Objective: Pick out the lines below that include the string "viribus".

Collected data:
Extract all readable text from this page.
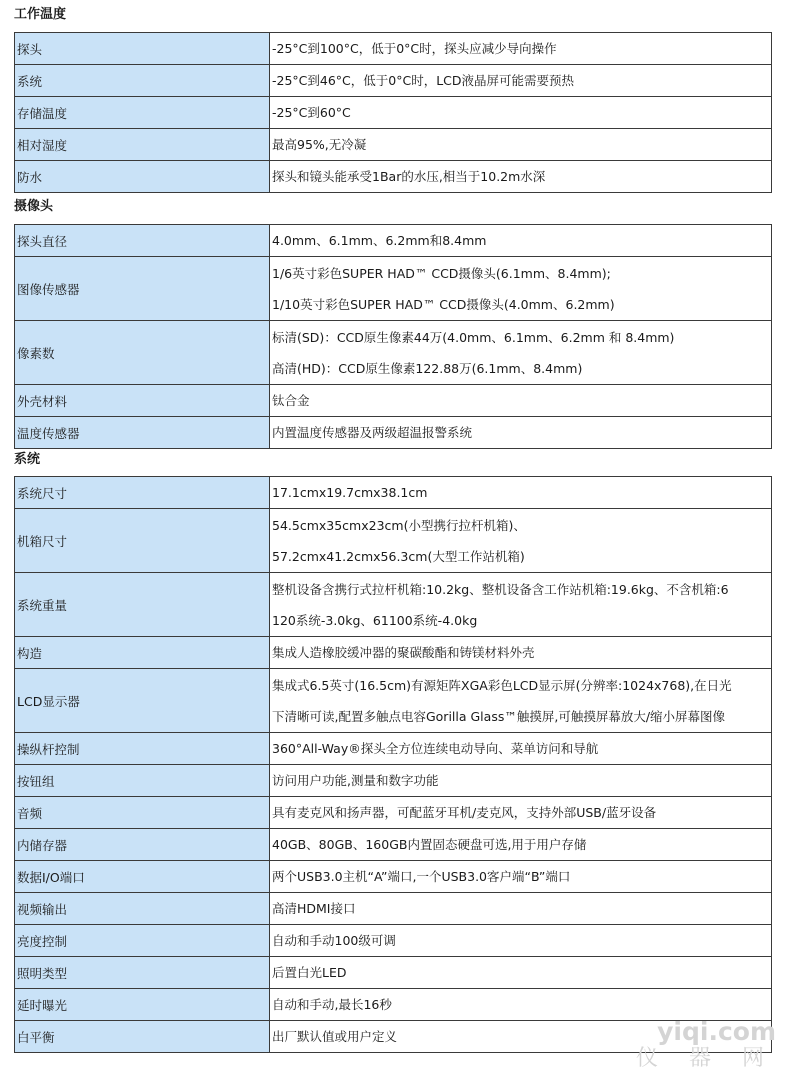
工作温度
探头	-25°C到100°C，低于0°C时，探头应减少导向操作

系统	-25°C到46°C，低于0°C时，LCD液晶屏可能需要预热

存储温度	-25°C到60°C

相对湿度	最高95%,无冷凝

防水	探头和镜头能承受1Bar的水压,相当于10.2m水深
摄像头
探头直径	4.0mm、6.1mm、6.2mm和8.4mm

图像传感器	1/6英寸彩色SUPER HAD™ CCD摄像头(6.1mm、8.4mm);
1/10英寸彩色SUPER HAD™ CCD摄像头(4.0mm、6.2mm)

像素数	标清(SD)：CCD原生像素44万(4.0mm、6.1mm、6.2mm 和 8.4mm)
高清(HD)：CCD原生像素122.88万(6.1mm、8.4mm)

外壳材料	钛合金

温度传感器	内置温度传感器及两级超温报警系统
系统
系统尺寸	17.1cmx19.7cmx38.1cm

机箱尺寸	54.5cmx35cmx23cm(小型携行拉杆机箱)、
57.2cmx41.2cmx56.3cm(大型工作站机箱)

系统重量	整机设备含携行式拉杆机箱:10.2kg、整机设备含工作站机箱:19.6kg、不含机箱:6
120系统-3.0kg、61100系统-4.0kg

构造	集成人造橡胶缓冲器的聚碳酸酯和铸镁材料外壳

LCD显示器	集成式6.5英寸(16.5cm)有源矩阵XGA彩色LCD显示屏(分辨率:1024x768),在日光
下清晰可读,配置多触点电容Gorilla Glass™触摸屏,可触摸屏幕放大/缩小屏幕图像

操纵杆控制	360°All-Way®探头全方位连续电动导向、菜单访问和导航

按钮组	访问用户功能,测量和数字功能

音频	具有麦克风和扬声器，可配蓝牙耳机/麦克风，支持外部USB/蓝牙设备

内储存器	40GB、80GB、160GB内置固态硬盘可选,用于用户存储

数据I/O端口	两个USB3.0主机“A”端口,一个USB3.0客户端“B”端口

视频输出	高清HDMI接口

亮度控制	自动和手动100级可调

照明类型	后置白光LED

延时曝光	自动和手动,最长16秒

白平衡	出厂默认值或用户定义	yiqi.com
仪 器 网
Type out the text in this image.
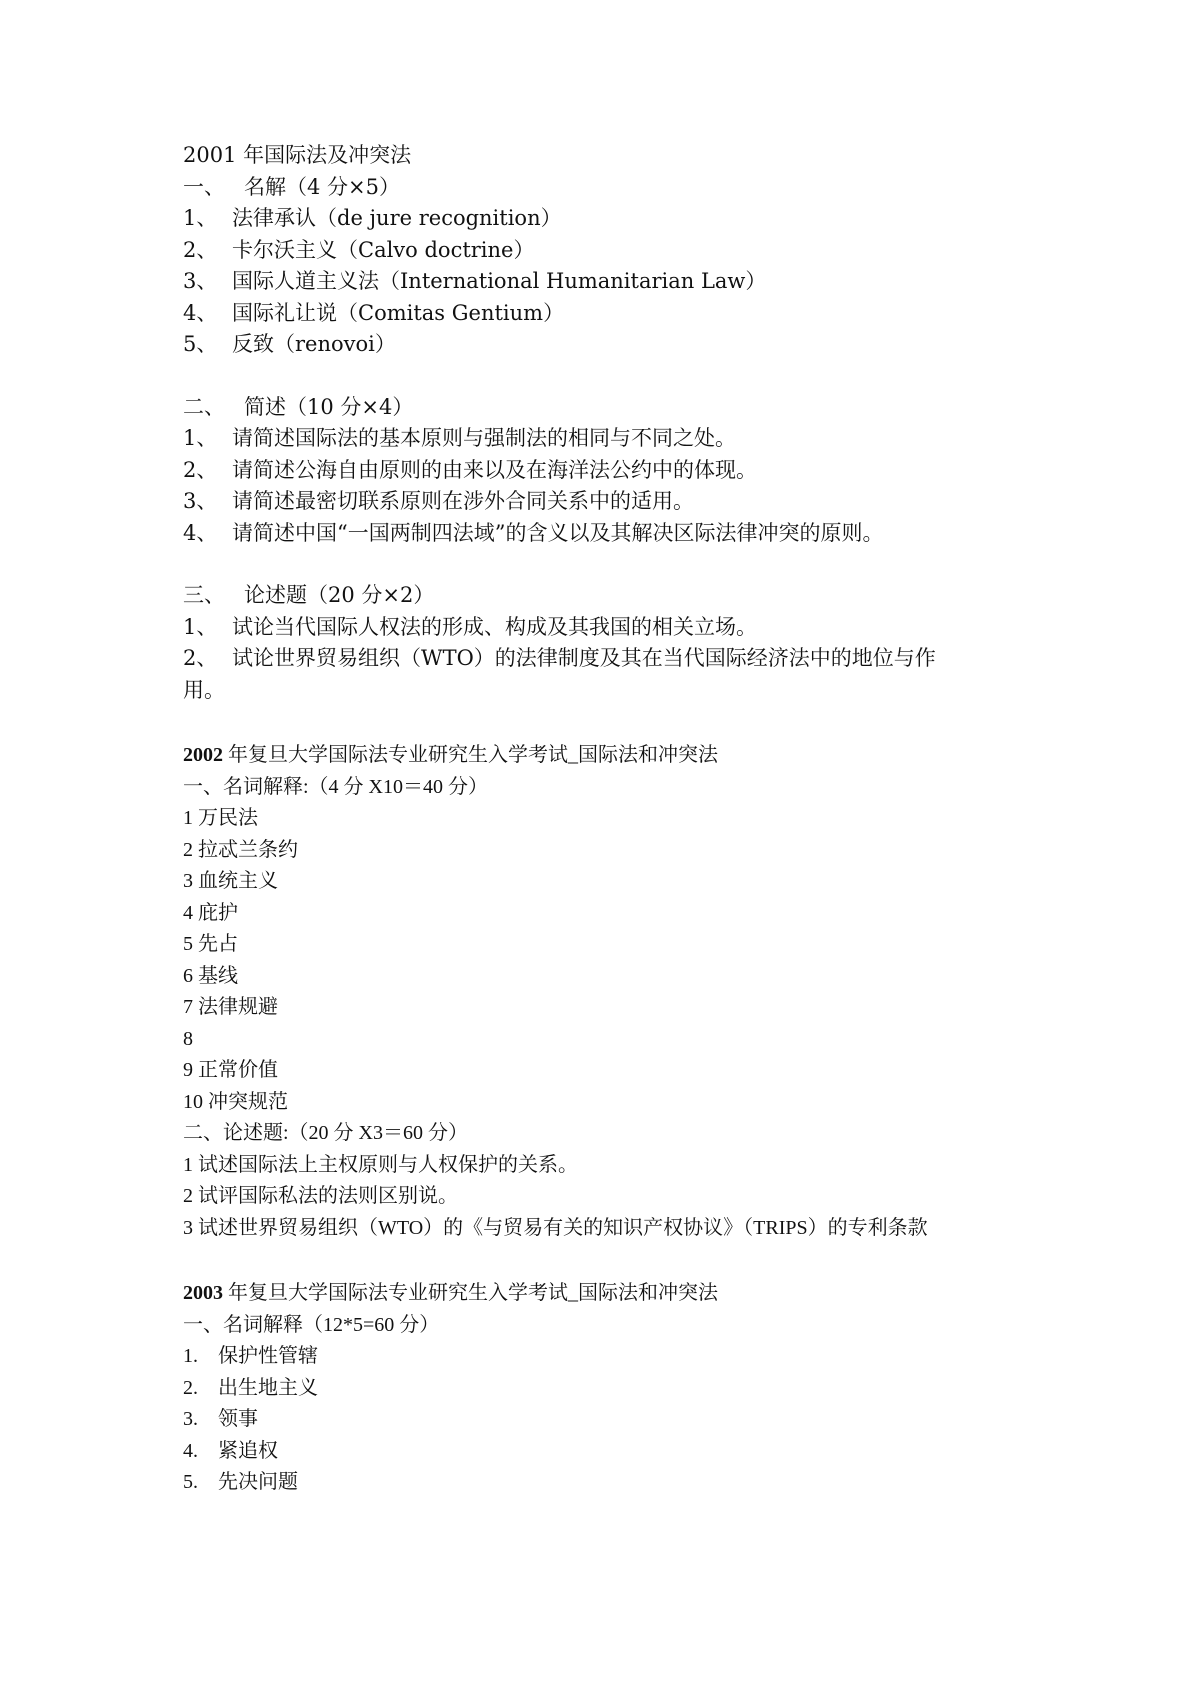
2001 年国际法及冲突法
一、 名解（4 分×5）
1、 法律承认（de jure recognition）
2、 卡尔沃主义（Calvo doctrine）
3、 国际人道主义法（International Humanitarian Law）
4、 国际礼让说（Comitas Gentium）
5、 反致（renovoi）
二、 简述（10 分×4）
1、 请简述国际法的基本原则与强制法的相同与不同之处。
2、 请简述公海自由原则的由来以及在海洋法公约中的体现。
3、 请简述最密切联系原则在涉外合同关系中的适用。
4、 请简述中国“一国两制四法域”的含义以及其解决区际法律冲突的原则。
三、 论述题（20 分×2）
1、 试论当代国际人权法的形成、构成及其我国的相关立场。
2、 试论世界贸易组织（WTO）的法律制度及其在当代国际经济法中的地位与作
用。
2002 年复旦大学国际法专业研究生入学考试_国际法和冲突法
一、名词解释:（4 分 X10＝40 分）
1 万民法
2 拉忒兰条约
3 血统主义
4 庇护
5 先占
6 基线
7 法律规避
8
9 正常价值
10 冲突规范
二、论述题:（20 分 X3＝60 分）
1 试述国际法上主权原则与人权保护的关系。
2 试评国际私法的法则区别说。
3 试述世界贸易组织（WTO）的《与贸易有关的知识产权协议》（TRIPS）的专利条款
2003 年复旦大学国际法专业研究生入学考试_国际法和冲突法
一、名词解释（12*5=60 分）
1. 保护性管辖
2. 出生地主义
3. 领事
4. 紧追权
5. 先决问题
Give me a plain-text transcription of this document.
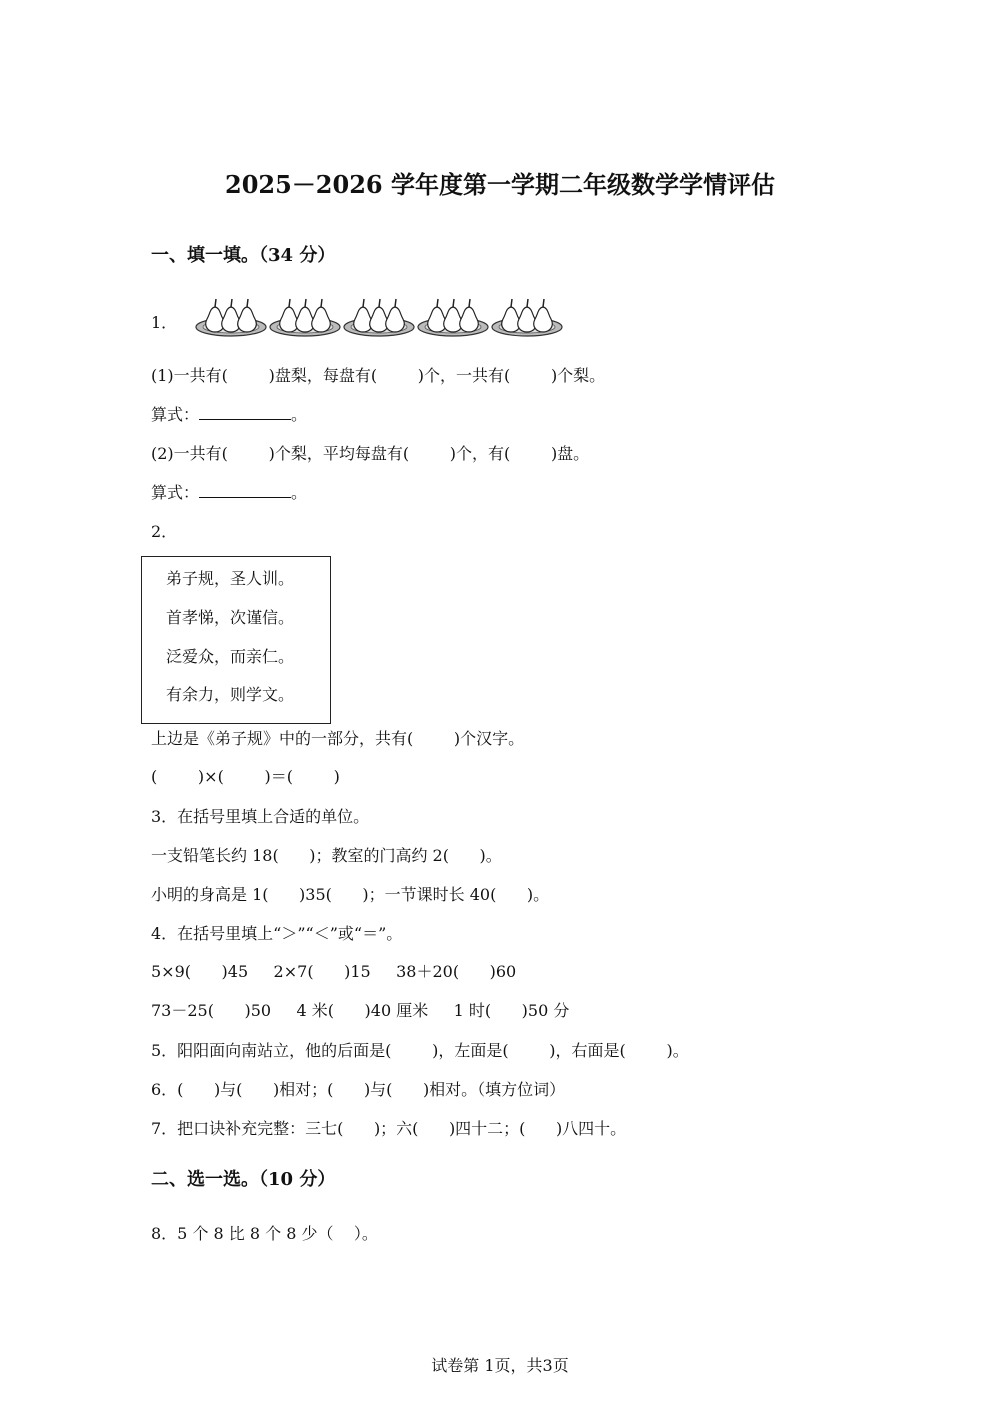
2025－2026 学年度第一学期二年级数学学情评估
一、填一填。（34 分）
1．
(1)一共有(        )盘梨，每盘有(        )个，一共有(        )个梨。
算式：	。
(2)一共有(        )个梨，平均每盘有(        )个，有(        )盘。
算式：	。
2．
弟子规，圣人训。
首孝悌，次谨信。
泛爱众，而亲仁。
有余力，则学文。
上边是《弟子规》中的一部分，共有(        )个汉字。
(        )×(        )＝(        )
3．在括号里填上合适的单位。
一支铅笔长约 18(      )；教室的门高约 2(      )。
小明的身高是 1(      )35(      )；一节课时长 40(      )。
4．在括号里填上“＞”“＜”或“＝”。
5×9(      )45     2×7(      )15     38＋20(      )60
73－25(      )50     4 米(      )40 厘米     1 时(      )50 分
5．阳阳面向南站立，他的后面是(        )，左面是(        )，右面是(        )。
6．(      )与(      )相对；(      )与(      )相对。（填方位词）
7．把口诀补充完整：三七(      )；六(      )四十二；(      )八四十。
二、选一选。（10 分）
8．5 个 8 比 8 个 8 少（    ）。
试卷第 1页，共3页
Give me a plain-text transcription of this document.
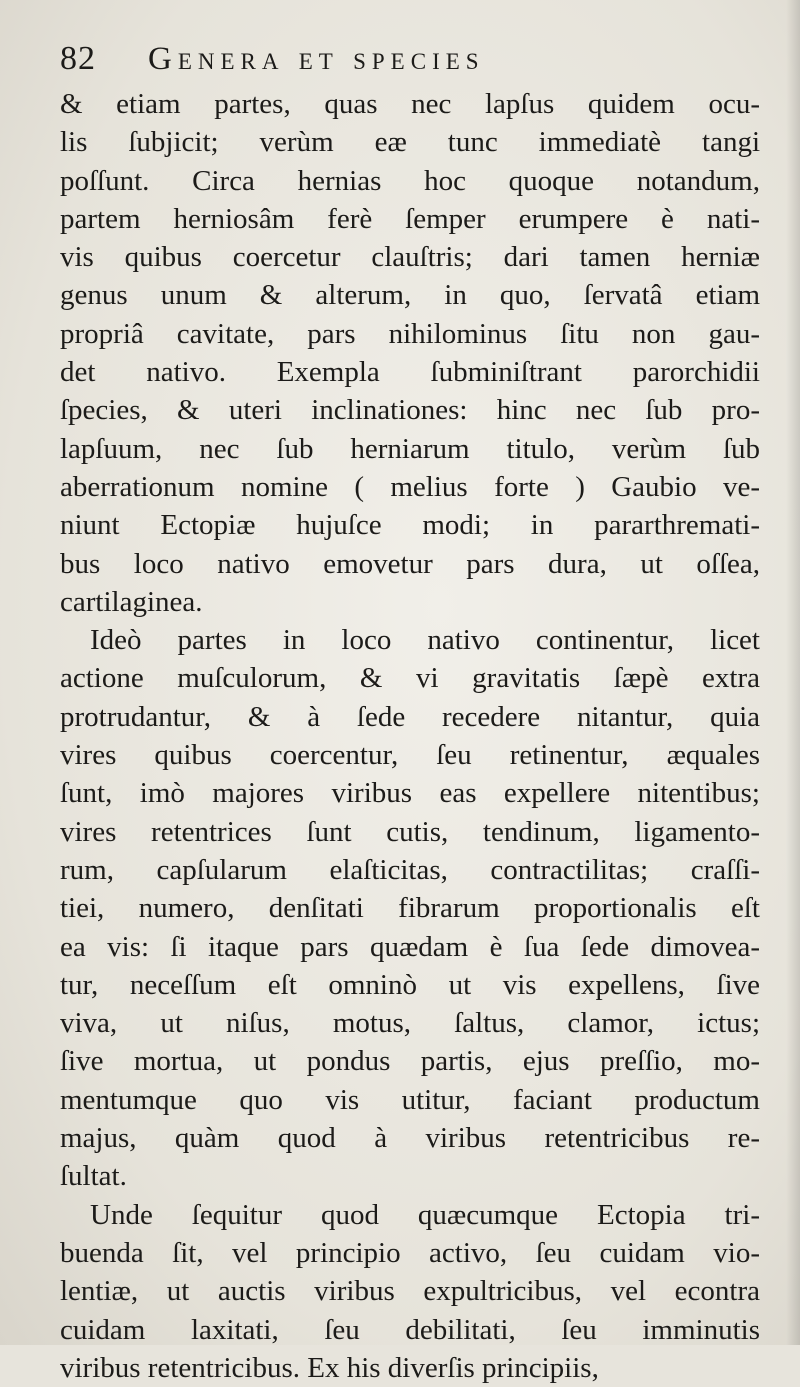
82 Genera et species
& etiam partes, quas nec lapſus quidem ocu-
lis ſubjicit; verùm eæ tunc immediatè tangi
poſſunt. Circa hernias hoc quoque notandum,
partem herniosâm ferè ſemper erumpere è nati-
vis quibus coercetur clauſtris; dari tamen herniæ
genus unum & alterum, in quo, ſervatâ etiam
propriâ cavitate, pars nihilominus ſitu non gau-
det nativo. Exempla ſubminiſtrant parorchidii
ſpecies, & uteri inclinationes: hinc nec ſub pro-
lapſuum, nec ſub herniarum titulo, verùm ſub
aberrationum nomine ( melius forte ) Gaubio ve-
niunt Ectopiæ hujuſce modi; in pararthremati-
bus loco nativo emovetur pars dura, ut oſſea,
cartilaginea.
Ideò partes in loco nativo continentur, licet
actione muſculorum, & vi gravitatis ſæpè extra
protrudantur, & à ſede recedere nitantur, quia
vires quibus coercentur, ſeu retinentur, æquales
ſunt, imò majores viribus eas expellere nitentibus;
vires retentrices ſunt cutis, tendinum, ligamento-
rum, capſularum elaſticitas, contractilitas; craſſi-
tiei, numero, denſitati fibrarum proportionalis eſt
ea vis: ſi itaque pars quædam è ſua ſede dimovea-
tur, neceſſum eſt omninò ut vis expellens, ſive
viva, ut niſus, motus, ſaltus, clamor, ictus;
ſive mortua, ut pondus partis, ejus preſſio, mo-
mentumque quo vis utitur, faciant productum
majus, quàm quod à viribus retentricibus re-
ſultat.
Unde ſequitur quod quæcumque Ectopia tri-
buenda ſit, vel principio activo, ſeu cuidam vio-
lentiæ, ut auctis viribus expultricibus, vel econtra
cuidam laxitati, ſeu debilitati, ſeu imminutis
viribus retentricibus. Ex his diverſis principiis,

Answer to this task:
ſunt, imò majores viribus eas expellere nitentibus;
majus, quàm quod à viribus retentricibus re-
lentiæ, ut auctis viribus expultricibus, vel econtra
viribus retentricibus. Ex his diverſis principiis,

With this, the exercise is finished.